- _MATERIAL SUPPLIED_
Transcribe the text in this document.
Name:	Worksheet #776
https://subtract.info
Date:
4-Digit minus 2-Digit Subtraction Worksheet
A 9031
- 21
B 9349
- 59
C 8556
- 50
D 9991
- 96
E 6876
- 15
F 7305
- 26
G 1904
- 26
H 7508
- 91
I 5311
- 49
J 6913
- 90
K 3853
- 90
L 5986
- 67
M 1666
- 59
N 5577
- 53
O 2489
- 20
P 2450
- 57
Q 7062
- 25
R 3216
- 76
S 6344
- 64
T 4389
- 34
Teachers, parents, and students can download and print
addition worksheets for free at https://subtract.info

- _WORK TO DO_
Extract each line holding the word "https" from the records.

- _SOLUTION TO THE EXERCISE_
https://subtract.info
addition worksheets for free at https://subtract.info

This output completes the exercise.